— Material provided —
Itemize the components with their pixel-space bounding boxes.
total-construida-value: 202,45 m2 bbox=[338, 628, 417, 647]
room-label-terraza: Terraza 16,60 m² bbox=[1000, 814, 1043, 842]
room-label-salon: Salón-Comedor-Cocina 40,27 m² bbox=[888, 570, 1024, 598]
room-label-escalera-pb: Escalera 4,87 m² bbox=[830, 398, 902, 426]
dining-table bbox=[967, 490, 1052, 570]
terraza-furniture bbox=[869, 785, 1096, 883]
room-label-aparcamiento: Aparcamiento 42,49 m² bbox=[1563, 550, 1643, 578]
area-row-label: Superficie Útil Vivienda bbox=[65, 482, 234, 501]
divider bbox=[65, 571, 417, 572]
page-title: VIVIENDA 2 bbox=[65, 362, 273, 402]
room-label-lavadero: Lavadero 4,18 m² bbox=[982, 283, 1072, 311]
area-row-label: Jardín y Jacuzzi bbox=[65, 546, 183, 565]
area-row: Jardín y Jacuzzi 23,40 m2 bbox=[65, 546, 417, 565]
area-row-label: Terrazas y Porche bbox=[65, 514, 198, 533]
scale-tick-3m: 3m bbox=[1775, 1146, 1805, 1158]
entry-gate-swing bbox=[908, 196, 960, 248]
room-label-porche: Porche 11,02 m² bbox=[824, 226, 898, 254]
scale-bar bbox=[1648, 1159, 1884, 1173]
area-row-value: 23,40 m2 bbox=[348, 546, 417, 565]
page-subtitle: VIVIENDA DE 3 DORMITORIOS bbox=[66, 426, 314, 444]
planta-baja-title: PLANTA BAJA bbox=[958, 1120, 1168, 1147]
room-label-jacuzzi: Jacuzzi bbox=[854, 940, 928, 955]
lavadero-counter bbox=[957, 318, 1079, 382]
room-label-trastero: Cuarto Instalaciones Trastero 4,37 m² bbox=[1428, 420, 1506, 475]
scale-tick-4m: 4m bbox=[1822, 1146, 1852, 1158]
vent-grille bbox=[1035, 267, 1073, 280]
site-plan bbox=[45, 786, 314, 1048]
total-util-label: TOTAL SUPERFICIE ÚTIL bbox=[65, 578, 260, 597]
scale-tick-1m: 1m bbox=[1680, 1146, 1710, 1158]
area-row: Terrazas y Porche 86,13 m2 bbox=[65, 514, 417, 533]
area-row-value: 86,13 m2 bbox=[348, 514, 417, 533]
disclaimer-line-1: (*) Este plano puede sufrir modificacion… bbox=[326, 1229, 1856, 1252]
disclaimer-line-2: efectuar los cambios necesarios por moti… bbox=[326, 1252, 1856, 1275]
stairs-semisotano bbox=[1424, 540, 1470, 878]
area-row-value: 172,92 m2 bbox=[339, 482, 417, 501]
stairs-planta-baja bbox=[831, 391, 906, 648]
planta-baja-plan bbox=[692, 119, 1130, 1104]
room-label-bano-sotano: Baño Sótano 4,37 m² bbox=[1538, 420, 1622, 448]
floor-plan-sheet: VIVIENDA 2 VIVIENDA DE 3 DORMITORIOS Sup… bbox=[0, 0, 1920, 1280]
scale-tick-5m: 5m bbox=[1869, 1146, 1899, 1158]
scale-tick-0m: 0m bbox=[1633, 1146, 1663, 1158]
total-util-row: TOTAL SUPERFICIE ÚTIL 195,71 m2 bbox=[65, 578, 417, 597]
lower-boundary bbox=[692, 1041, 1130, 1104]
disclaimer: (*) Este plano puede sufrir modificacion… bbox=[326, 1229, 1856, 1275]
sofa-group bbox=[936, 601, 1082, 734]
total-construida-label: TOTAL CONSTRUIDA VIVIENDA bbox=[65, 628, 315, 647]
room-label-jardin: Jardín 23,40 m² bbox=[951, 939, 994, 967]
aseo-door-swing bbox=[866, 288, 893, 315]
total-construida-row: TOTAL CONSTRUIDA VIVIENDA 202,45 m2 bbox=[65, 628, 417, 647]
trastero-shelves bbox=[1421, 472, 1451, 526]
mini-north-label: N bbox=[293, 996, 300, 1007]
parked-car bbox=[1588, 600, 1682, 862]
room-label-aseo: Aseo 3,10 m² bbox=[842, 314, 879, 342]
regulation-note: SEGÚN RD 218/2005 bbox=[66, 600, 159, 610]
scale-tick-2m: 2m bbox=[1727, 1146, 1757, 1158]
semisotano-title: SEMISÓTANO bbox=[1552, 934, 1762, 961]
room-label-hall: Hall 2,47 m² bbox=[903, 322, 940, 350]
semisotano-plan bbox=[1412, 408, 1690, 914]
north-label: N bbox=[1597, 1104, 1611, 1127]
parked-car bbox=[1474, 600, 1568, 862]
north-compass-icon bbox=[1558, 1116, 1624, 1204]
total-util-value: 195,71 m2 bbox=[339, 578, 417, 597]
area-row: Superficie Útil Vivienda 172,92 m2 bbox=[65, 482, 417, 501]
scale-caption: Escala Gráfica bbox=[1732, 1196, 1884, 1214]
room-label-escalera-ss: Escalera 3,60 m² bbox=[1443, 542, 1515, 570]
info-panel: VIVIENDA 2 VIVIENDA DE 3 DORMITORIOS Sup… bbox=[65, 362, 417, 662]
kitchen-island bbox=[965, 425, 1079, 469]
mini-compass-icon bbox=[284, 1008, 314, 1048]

— Stated goal —
Reproduce all of the material above line for line, without changing a single character.

— Worked answer —
Itemize the components with their pixel-space bounding boxes.
total-construida-value: 202,45 m2 bbox=[338, 628, 417, 647]
room-label-terraza: Terraza 16,60 m² bbox=[1000, 814, 1043, 842]
room-label-salon: Salón-Comedor-Cocina 40,27 m² bbox=[888, 570, 1024, 598]
room-label-escalera-pb: Escalera 4,87 m² bbox=[830, 398, 902, 426]
dining-table bbox=[967, 490, 1052, 570]
terraza-furniture bbox=[869, 785, 1096, 883]
room-label-aparcamiento: Aparcamiento 42,49 m² bbox=[1563, 550, 1643, 578]
area-row-label: Superficie Útil Vivienda bbox=[65, 482, 234, 501]
divider bbox=[65, 571, 417, 572]
page-title: VIVIENDA 2 bbox=[65, 362, 273, 402]
room-label-lavadero: Lavadero 4,18 m² bbox=[982, 283, 1072, 311]
area-row-label: Jardín y Jacuzzi bbox=[65, 546, 183, 565]
area-row: Jardín y Jacuzzi 23,40 m2 bbox=[65, 546, 417, 565]
area-row-label: Terrazas y Porche bbox=[65, 514, 198, 533]
scale-tick-3m: 3m bbox=[1775, 1146, 1805, 1158]
entry-gate-swing bbox=[908, 196, 960, 248]
room-label-porche: Porche 11,02 m² bbox=[824, 226, 898, 254]
scale-bar bbox=[1648, 1159, 1884, 1173]
area-row-value: 23,40 m2 bbox=[348, 546, 417, 565]
page-subtitle: VIVIENDA DE 3 DORMITORIOS bbox=[66, 426, 314, 444]
planta-baja-title: PLANTA BAJA bbox=[958, 1120, 1168, 1147]
room-label-jacuzzi: Jacuzzi bbox=[854, 940, 928, 955]
lavadero-counter bbox=[957, 318, 1079, 382]
room-label-trastero: Cuarto Instalaciones Trastero 4,37 m² bbox=[1428, 420, 1506, 475]
scale-tick-4m: 4m bbox=[1822, 1146, 1852, 1158]
vent-grille bbox=[1035, 267, 1073, 280]
site-plan bbox=[45, 786, 314, 1048]
total-util-label: TOTAL SUPERFICIE ÚTIL bbox=[65, 578, 260, 597]
scale-tick-1m: 1m bbox=[1680, 1146, 1710, 1158]
area-row: Terrazas y Porche 86,13 m2 bbox=[65, 514, 417, 533]
area-row-value: 86,13 m2 bbox=[348, 514, 417, 533]
disclaimer-line-1: (*) Este plano puede sufrir modificacion… bbox=[326, 1229, 1856, 1252]
disclaimer-line-2: efectuar los cambios necesarios por moti… bbox=[326, 1252, 1856, 1275]
stairs-semisotano bbox=[1424, 540, 1470, 878]
area-row-value: 172,92 m2 bbox=[339, 482, 417, 501]
stairs-planta-baja bbox=[831, 391, 906, 648]
planta-baja-plan bbox=[692, 119, 1130, 1104]
room-label-bano-sotano: Baño Sótano 4,37 m² bbox=[1538, 420, 1622, 448]
floor-plan-sheet: VIVIENDA 2 VIVIENDA DE 3 DORMITORIOS Sup… bbox=[0, 0, 1920, 1280]
scale-tick-5m: 5m bbox=[1869, 1146, 1899, 1158]
scale-tick-0m: 0m bbox=[1633, 1146, 1663, 1158]
total-util-row: TOTAL SUPERFICIE ÚTIL 195,71 m2 bbox=[65, 578, 417, 597]
lower-boundary bbox=[692, 1041, 1130, 1104]
disclaimer: (*) Este plano puede sufrir modificacion… bbox=[326, 1229, 1856, 1275]
sofa-group bbox=[936, 601, 1082, 734]
total-construida-label: TOTAL CONSTRUIDA VIVIENDA bbox=[65, 628, 315, 647]
room-label-jardin: Jardín 23,40 m² bbox=[951, 939, 994, 967]
aseo-door-swing bbox=[866, 288, 893, 315]
total-construida-row: TOTAL CONSTRUIDA VIVIENDA 202,45 m2 bbox=[65, 628, 417, 647]
trastero-shelves bbox=[1421, 472, 1451, 526]
mini-north-label: N bbox=[293, 996, 300, 1007]
parked-car bbox=[1588, 600, 1682, 862]
room-label-aseo: Aseo 3,10 m² bbox=[842, 314, 879, 342]
regulation-note: SEGÚN RD 218/2005 bbox=[66, 600, 159, 610]
scale-tick-2m: 2m bbox=[1727, 1146, 1757, 1158]
semisotano-title: SEMISÓTANO bbox=[1552, 934, 1762, 961]
room-label-hall: Hall 2,47 m² bbox=[903, 322, 940, 350]
semisotano-plan bbox=[1412, 408, 1690, 914]
north-label: N bbox=[1597, 1104, 1611, 1127]
parked-car bbox=[1474, 600, 1568, 862]
north-compass-icon bbox=[1558, 1116, 1624, 1204]
total-util-value: 195,71 m2 bbox=[339, 578, 417, 597]
area-row: Superficie Útil Vivienda 172,92 m2 bbox=[65, 482, 417, 501]
scale-caption: Escala Gráfica bbox=[1732, 1196, 1884, 1214]
room-label-escalera-ss: Escalera 3,60 m² bbox=[1443, 542, 1515, 570]
info-panel: VIVIENDA 2 VIVIENDA DE 3 DORMITORIOS Sup… bbox=[65, 362, 417, 662]
kitchen-island bbox=[965, 425, 1079, 469]
mini-compass-icon bbox=[284, 1008, 314, 1048]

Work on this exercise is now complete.